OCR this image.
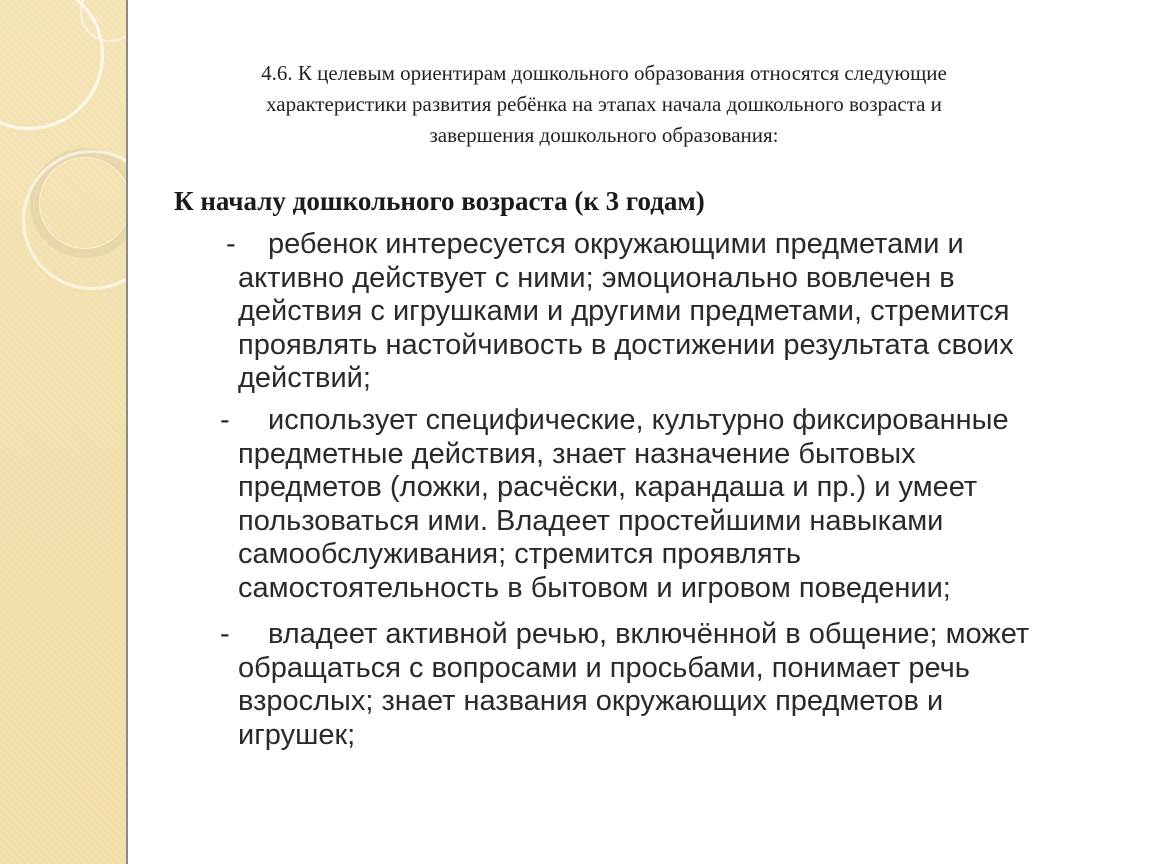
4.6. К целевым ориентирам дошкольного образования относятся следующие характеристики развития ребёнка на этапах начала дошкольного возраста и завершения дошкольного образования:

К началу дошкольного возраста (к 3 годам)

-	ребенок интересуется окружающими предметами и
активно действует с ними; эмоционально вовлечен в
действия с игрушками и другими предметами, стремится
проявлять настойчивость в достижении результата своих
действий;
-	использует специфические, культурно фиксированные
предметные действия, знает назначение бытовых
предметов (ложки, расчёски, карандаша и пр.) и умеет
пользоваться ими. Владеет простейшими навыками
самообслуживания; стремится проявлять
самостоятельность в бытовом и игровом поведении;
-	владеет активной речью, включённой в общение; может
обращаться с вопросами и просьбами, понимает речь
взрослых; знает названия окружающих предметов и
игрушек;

§

# What is required
Without including the pictures, return each record above exactly as it stands.

# Result for this exercise
OCR this image.
4.6. К целевым ориентирам дошкольного образования относятся следующие характеристики развития ребёнка на этапах начала дошкольного возраста и завершения дошкольного образования:

К началу дошкольного возраста (к 3 годам)

-	ребенок интересуется окружающими предметами и
активно действует с ними; эмоционально вовлечен в
действия с игрушками и другими предметами, стремится
проявлять настойчивость в достижении результата своих
действий;
-	использует специфические, культурно фиксированные
предметные действия, знает назначение бытовых
предметов (ложки, расчёски, карандаша и пр.) и умеет
пользоваться ими. Владеет простейшими навыками
самообслуживания; стремится проявлять
самостоятельность в бытовом и игровом поведении;
-	владеет активной речью, включённой в общение; может
обращаться с вопросами и просьбами, понимает речь
взрослых; знает названия окружающих предметов и
игрушек;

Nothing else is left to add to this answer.